The exercise.
Copy every line of the data below without any changes, but leave the pictures out of your copy.
+ + + +
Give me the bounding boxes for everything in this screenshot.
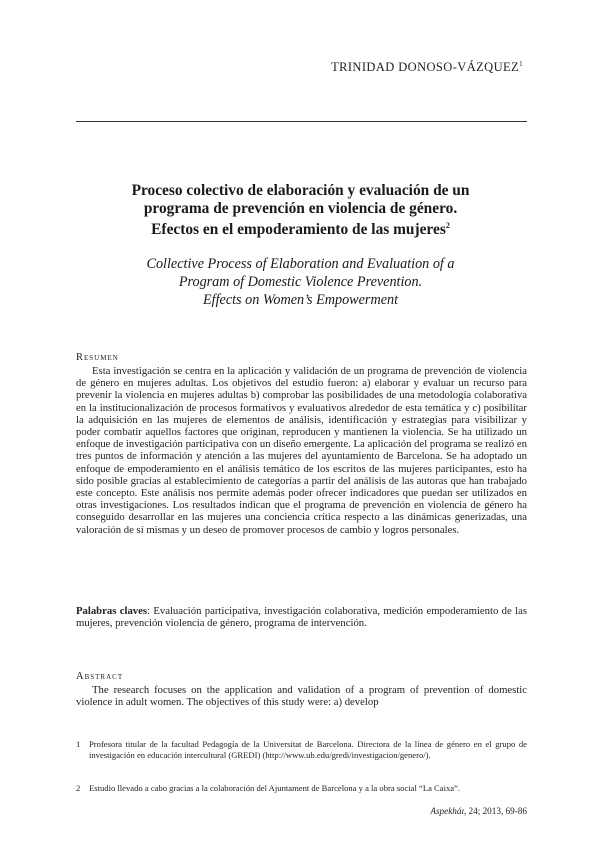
title-en-line-1: Collective Process of Elaboration and Evaluation of a: [146, 256, 455, 272]
running-head: [331, 60, 523, 75]
journal-citation: [430, 806, 527, 816]
author-name: TRINIDAD DONOSO-VÁZQUEZ: [331, 60, 520, 75]
footnote-text: Profesora titular de la facultad Pedagogía de la Universitat de Barcelona. Directora de la línea de género en el grupo de investigación en educación intercultural (GREDI) (http://www.ub.edu/gredi/investigacion/genero/).: [89, 739, 527, 761]
abstract-paragraph: The research focuses on the application and validation of a program of prevention of domestic violence in adult women. The objectives of this study were: a) develop: [76, 684, 527, 709]
footnote-2: [76, 783, 527, 794]
keywords-list: : Evaluación participativa, investigación colaborativa, medición empoderamiento de las mujeres, prevención violencia de género, programa de intervención.: [76, 605, 527, 630]
header-rule: [76, 121, 527, 122]
title-es-line-3-text: Efectos en el empoderamiento de las mujeres: [151, 221, 446, 239]
resumen-body: [76, 365, 527, 536]
title-en-line-2: Program of Domestic Violence Prevention.: [178, 274, 423, 290]
resumen-paragraph: Esta investigación se centra en la aplicación y validación de un programa de prevención de violencia de género en mujeres adultas. Los objetivos del estudio fueron: a) elaborar y evaluar un recurso para prevenir la violencia en mujeres adultas b) comprobar las posibilidades de una metodología colaborativa en la institucionalización de procesos formativos y evaluativos alrededor de esta temática y c) posibilitar la adquisición en las mujeres de elementos de análisis, identificación y estrategias para visibilizar y poder combatir aquellos factores que originan, reproducen y mantienen la violencia. Se ha utilizado un enfoque de investigación participativa con un diseño emergente. La aplicación del programa se realizó en tres puntos de información y atención a las mujeres del ayuntamiento de Barcelona. Se ha adoptado un enfoque de empoderamiento en el análisis temático de los escritos de las mujeres participantes, esto ha sido posible gracias al establecimiento de categorías a partir del análisis de las autoras que han trabajado este concepto. Este análisis nos permite además poder ofrecer indicadores que puedan ser utilizados en otras investigaciones. Los resultados indican que el programa de prevención en violencia de género ha conseguido desarrollar en las mujeres una conciencia crítica respecto a las dinámicas generizadas, una valoración de sí mismas y un deseo de promover procesos de cambio y logros personales.: [76, 365, 527, 536]
title-es-line-1: Proceso colectivo de elaboración y evaluación de un: [131, 182, 470, 199]
title-en-line-3: Effects on Women’s Empowerment: [202, 292, 399, 308]
title-english: [80, 255, 521, 309]
journal-name: Aspekháɪ: [430, 806, 464, 816]
footnote-1: [76, 739, 527, 761]
abstract-body: [76, 684, 527, 708]
footnote-number: 1: [76, 739, 81, 749]
resumen-heading: Resumen: [76, 352, 119, 363]
abstract-heading: Abstract: [76, 671, 124, 682]
author-footnote-marker: 1: [519, 60, 523, 68]
title-footnote-marker: 2: [445, 221, 450, 230]
footnote-number: 2: [76, 783, 81, 793]
title-es-line-2: programa de prevención en violencia de género.: [143, 199, 458, 217]
keywords-label: Palabras claves: [76, 605, 148, 617]
keywords: [76, 605, 527, 629]
title-spanish: [80, 182, 521, 239]
title-es-line-3: [80, 217, 521, 239]
footnote-text: Estudio llevado a cabo gracias a la colaboración del Ajuntament de Barcelona y a la obra social “La Caixa”.: [89, 783, 461, 793]
journal-volume-pages: , 24; 2013, 69-86: [463, 806, 527, 816]
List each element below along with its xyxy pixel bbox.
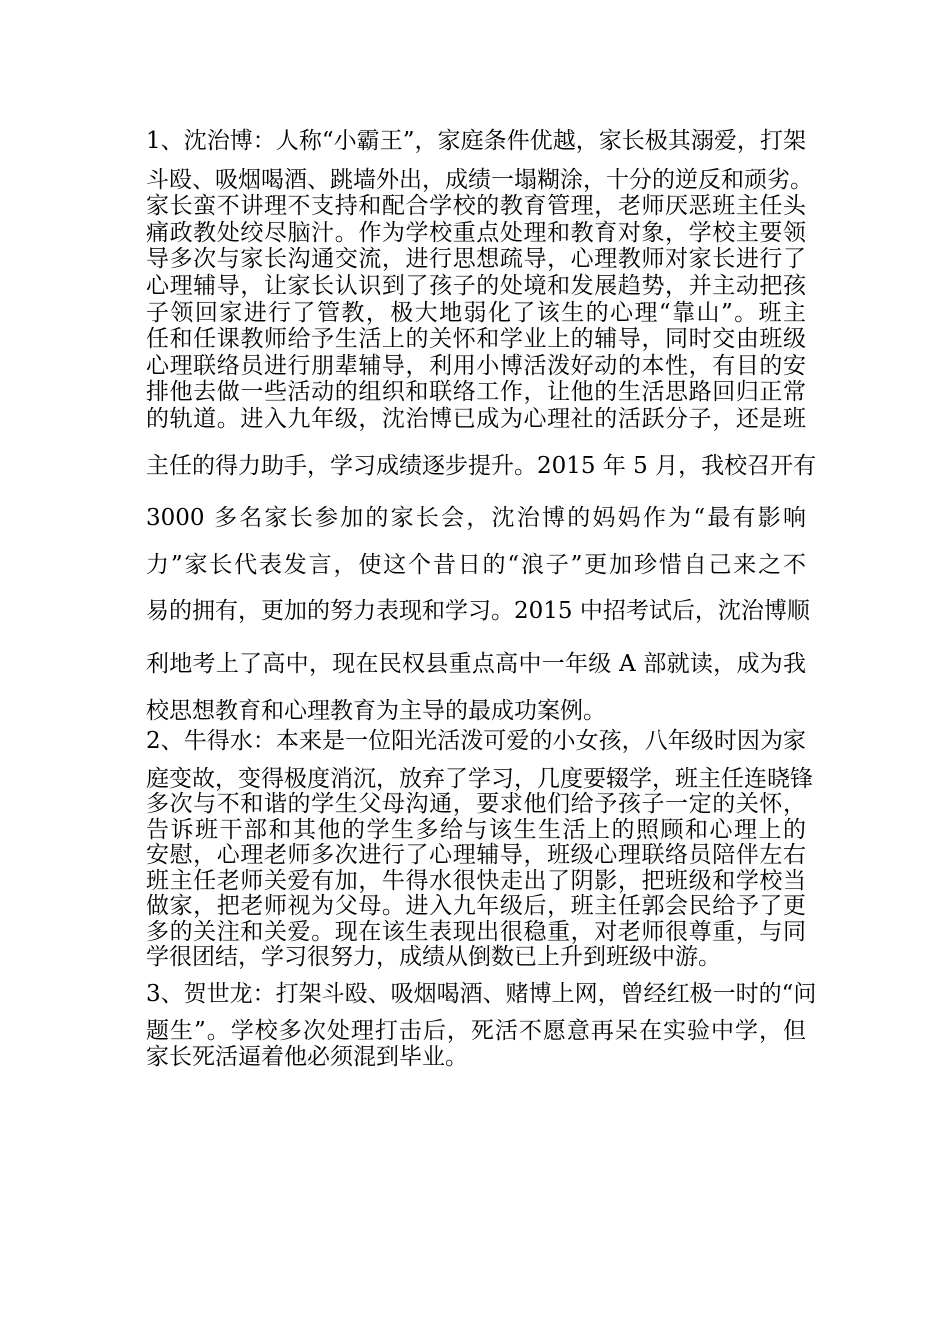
paragraph-line: 庭变故，变得极度消沉，放弃了学习，几度要辍学，班主任连晓锋 [146, 765, 813, 792]
paragraph-line: 1、沈治博：人称“小霸王”，家庭条件优越，家长极其溺爱，打架 [146, 128, 806, 154]
document-body [146, 128, 817, 1070]
paragraph-line: 排他去做一些活动的组织和联络工作，让他的生活思路回归正常 [146, 379, 806, 406]
paragraph-line: 主任的得力助手，学习成绩逐步提升。2015 年 5 月，我校召开有 [146, 452, 817, 479]
paragraph-line: 痛政教处绞尽脑汁。作为学校重点处理和教育对象，学校主要领 [146, 219, 806, 246]
paragraph-line: 子领回家进行了管教，极大地弱化了该生的心理“靠山”。班主 [146, 299, 806, 326]
paragraph-line: 斗殴、吸烟喝酒、跳墙外出，成绩一塌糊涂，十分的逆反和顽劣。 [146, 166, 813, 193]
paragraph-line: 2、牛得水：本来是一位阳光活泼可爱的小女孩，八年级时因为家 [146, 728, 806, 755]
paragraph-line: 家长蛮不讲理不支持和配合学校的教育管理，老师厌恶班主任头 [146, 193, 806, 220]
paragraph-line: 班主任老师关爱有加，牛得水很快走出了阴影，把班级和学校当 [146, 867, 806, 894]
paragraph-line: 做家，把老师视为父母。进入九年级后，班主任郭会民给予了更 [146, 893, 806, 920]
paragraph-line: 3、贺世龙：打架斗殴、吸烟喝酒、赌博上网，曾经红极一时的“问 [146, 980, 817, 1007]
paragraph-line: 安慰，心理老师多次进行了心理辅导，班级心理联络员陪伴左右 [146, 842, 806, 869]
paragraph-1 [146, 128, 817, 724]
paragraph-line: 力”家长代表发言，使这个昔日的“浪子”更加珍惜自己来之不 [146, 551, 806, 578]
paragraph-line: 心理联络员进行朋辈辅导，利用小博活泼好动的本性，有目的安 [146, 352, 806, 379]
paragraph-line: 题生”。学校多次处理打击后，死活不愿意再呆在实验中学，但 [146, 1018, 806, 1045]
paragraph-line: 告诉班干部和其他的学生多给与该生生活上的照顾和心理上的 [146, 816, 806, 843]
paragraph-line: 学很团结，学习很努力，成绩从倒数已上升到班级中游。 [146, 944, 721, 971]
paragraph-line: 3000 多名家长参加的家长会，沈治博的妈妈作为“最有影响 [146, 505, 806, 532]
paragraph-line: 校思想教育和心理教育为主导的最成功案例。 [146, 697, 606, 724]
paragraph-2 [146, 728, 813, 971]
paragraph-line: 易的拥有，更加的努力表现和学习。2015 中招考试后，沈治博顺 [146, 598, 810, 625]
paragraph-line: 多次与不和谐的学生父母沟通，要求他们给予孩子一定的关怀， [146, 791, 806, 818]
paragraph-line: 心理辅导，让家长认识到了孩子的处境和发展趋势，并主动把孩 [146, 272, 806, 299]
paragraph-line: 多的关注和关爱。现在该生表现出很稳重，对老师很尊重，与同 [146, 918, 806, 945]
paragraph-line: 任和任课教师给予生活上的关怀和学业上的辅导，同时交由班级 [146, 326, 806, 353]
paragraph-line: 导多次与家长沟通交流，进行思想疏导，心理教师对家长进行了 [146, 246, 806, 273]
paragraph-line: 利地考上了高中，现在民权县重点高中一年级 A 部就读，成为我 [146, 650, 806, 677]
paragraph-3 [146, 980, 817, 1071]
paragraph-line: 家长死活逼着他必须混到毕业。 [146, 1043, 468, 1070]
paragraph-line: 的轨道。进入九年级，沈治博已成为心理社的活跃分子，还是班 [146, 405, 806, 432]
+ + + +
Reply.
Give me the bounding boxes for everything in this screenshot.
title-en-line-1: Collective Process of Elaboration and Evaluation of a: [146, 256, 455, 272]
running-head: [331, 60, 523, 75]
journal-citation: [430, 806, 527, 816]
author-name: TRINIDAD DONOSO-VÁZQUEZ: [331, 60, 520, 75]
footnote-text: Profesora titular de la facultad Pedagogía de la Universitat de Barcelona. Directora de la línea de género en el grupo de investigación en educación intercultural (GREDI) (http://www.ub.edu/gredi/investigacion/genero/).: [89, 739, 527, 761]
abstract-paragraph: The research focuses on the application and validation of a program of prevention of domestic violence in adult women. The objectives of this study were: a) develop: [76, 684, 527, 709]
footnote-2: [76, 783, 527, 794]
keywords-list: : Evaluación participativa, investigación colaborativa, medición empoderamiento de las mujeres, prevención violencia de género, programa de intervención.: [76, 605, 527, 630]
header-rule: [76, 121, 527, 122]
title-es-line-3-text: Efectos en el empoderamiento de las mujeres: [151, 221, 446, 239]
resumen-body: [76, 365, 527, 536]
title-en-line-2: Program of Domestic Violence Prevention.: [178, 274, 423, 290]
resumen-paragraph: Esta investigación se centra en la aplicación y validación de un programa de prevención de violencia de género en mujeres adultas. Los objetivos del estudio fueron: a) elaborar y evaluar un recurso para prevenir la violencia en mujeres adultas b) comprobar las posibilidades de una metodología colaborativa en la institucionalización de procesos formativos y evaluativos alrededor de esta temática y c) posibilitar la adquisición en las mujeres de elementos de análisis, identificación y estrategias para visibilizar y poder combatir aquellos factores que originan, reproducen y mantienen la violencia. Se ha utilizado un enfoque de investigación participativa con un diseño emergente. La aplicación del programa se realizó en tres puntos de información y atención a las mujeres del ayuntamiento de Barcelona. Se ha adoptado un enfoque de empoderamiento en el análisis temático de los escritos de las mujeres participantes, esto ha sido posible gracias al establecimiento de categorías a partir del análisis de las autoras que han trabajado este concepto. Este análisis nos permite además poder ofrecer indicadores que puedan ser utilizados en otras investigaciones. Los resultados indican que el programa de prevención en violencia de género ha conseguido desarrollar en las mujeres una conciencia crítica respecto a las dinámicas generizadas, una valoración de sí mismas y un deseo de promover procesos de cambio y logros personales.: [76, 365, 527, 536]
title-es-line-1: Proceso colectivo de elaboración y evaluación de un: [131, 182, 470, 199]
title-en-line-3: Effects on Women’s Empowerment: [202, 292, 399, 308]
title-english: [80, 255, 521, 309]
journal-name: Aspekháɪ: [430, 806, 464, 816]
footnote-1: [76, 739, 527, 761]
abstract-body: [76, 684, 527, 708]
footnote-number: 1: [76, 739, 81, 749]
resumen-heading: Resumen: [76, 352, 119, 363]
abstract-heading: Abstract: [76, 671, 124, 682]
author-footnote-marker: 1: [519, 60, 523, 68]
title-footnote-marker: 2: [445, 221, 450, 230]
footnote-number: 2: [76, 783, 81, 793]
title-es-line-2: programa de prevención en violencia de género.: [143, 199, 458, 217]
keywords-label: Palabras claves: [76, 605, 148, 617]
keywords: [76, 605, 527, 629]
title-spanish: [80, 182, 521, 239]
title-es-line-3: [80, 217, 521, 239]
footnote-text: Estudio llevado a cabo gracias a la colaboración del Ajuntament de Barcelona y a la obra social “La Caixa”.: [89, 783, 461, 793]
journal-volume-pages: , 24; 2013, 69-86: [463, 806, 527, 816]
List each element below along with its xyxy pixel bbox.
paragraph-line: 庭变故，变得极度消沉，放弃了学习，几度要辍学，班主任连晓锋 [146, 765, 813, 792]
paragraph-line: 1、沈治博：人称“小霸王”，家庭条件优越，家长极其溺爱，打架 [146, 128, 806, 154]
document-body [146, 128, 817, 1070]
paragraph-line: 排他去做一些活动的组织和联络工作，让他的生活思路回归正常 [146, 379, 806, 406]
paragraph-line: 主任的得力助手，学习成绩逐步提升。2015 年 5 月，我校召开有 [146, 452, 817, 479]
paragraph-line: 痛政教处绞尽脑汁。作为学校重点处理和教育对象，学校主要领 [146, 219, 806, 246]
paragraph-line: 子领回家进行了管教，极大地弱化了该生的心理“靠山”。班主 [146, 299, 806, 326]
paragraph-line: 斗殴、吸烟喝酒、跳墙外出，成绩一塌糊涂，十分的逆反和顽劣。 [146, 166, 813, 193]
paragraph-line: 2、牛得水：本来是一位阳光活泼可爱的小女孩，八年级时因为家 [146, 728, 806, 755]
paragraph-line: 家长蛮不讲理不支持和配合学校的教育管理，老师厌恶班主任头 [146, 193, 806, 220]
paragraph-line: 班主任老师关爱有加，牛得水很快走出了阴影，把班级和学校当 [146, 867, 806, 894]
paragraph-line: 做家，把老师视为父母。进入九年级后，班主任郭会民给予了更 [146, 893, 806, 920]
paragraph-line: 3、贺世龙：打架斗殴、吸烟喝酒、赌博上网，曾经红极一时的“问 [146, 980, 817, 1007]
paragraph-line: 安慰，心理老师多次进行了心理辅导，班级心理联络员陪伴左右 [146, 842, 806, 869]
paragraph-1 [146, 128, 817, 724]
paragraph-line: 力”家长代表发言，使这个昔日的“浪子”更加珍惜自己来之不 [146, 551, 806, 578]
paragraph-line: 心理联络员进行朋辈辅导，利用小博活泼好动的本性，有目的安 [146, 352, 806, 379]
paragraph-line: 题生”。学校多次处理打击后，死活不愿意再呆在实验中学，但 [146, 1018, 806, 1045]
paragraph-line: 告诉班干部和其他的学生多给与该生生活上的照顾和心理上的 [146, 816, 806, 843]
paragraph-line: 学很团结，学习很努力，成绩从倒数已上升到班级中游。 [146, 944, 721, 971]
paragraph-line: 3000 多名家长参加的家长会，沈治博的妈妈作为“最有影响 [146, 505, 806, 532]
paragraph-line: 校思想教育和心理教育为主导的最成功案例。 [146, 697, 606, 724]
paragraph-2 [146, 728, 813, 971]
paragraph-line: 易的拥有，更加的努力表现和学习。2015 中招考试后，沈治博顺 [146, 598, 810, 625]
paragraph-line: 多次与不和谐的学生父母沟通，要求他们给予孩子一定的关怀， [146, 791, 806, 818]
paragraph-line: 心理辅导，让家长认识到了孩子的处境和发展趋势，并主动把孩 [146, 272, 806, 299]
paragraph-line: 多的关注和关爱。现在该生表现出很稳重，对老师很尊重，与同 [146, 918, 806, 945]
paragraph-line: 任和任课教师给予生活上的关怀和学业上的辅导，同时交由班级 [146, 326, 806, 353]
paragraph-line: 导多次与家长沟通交流，进行思想疏导，心理教师对家长进行了 [146, 246, 806, 273]
paragraph-line: 利地考上了高中，现在民权县重点高中一年级 A 部就读，成为我 [146, 650, 806, 677]
paragraph-3 [146, 980, 817, 1071]
paragraph-line: 家长死活逼着他必须混到毕业。 [146, 1043, 468, 1070]
paragraph-line: 的轨道。进入九年级，沈治博已成为心理社的活跃分子，还是班 [146, 405, 806, 432]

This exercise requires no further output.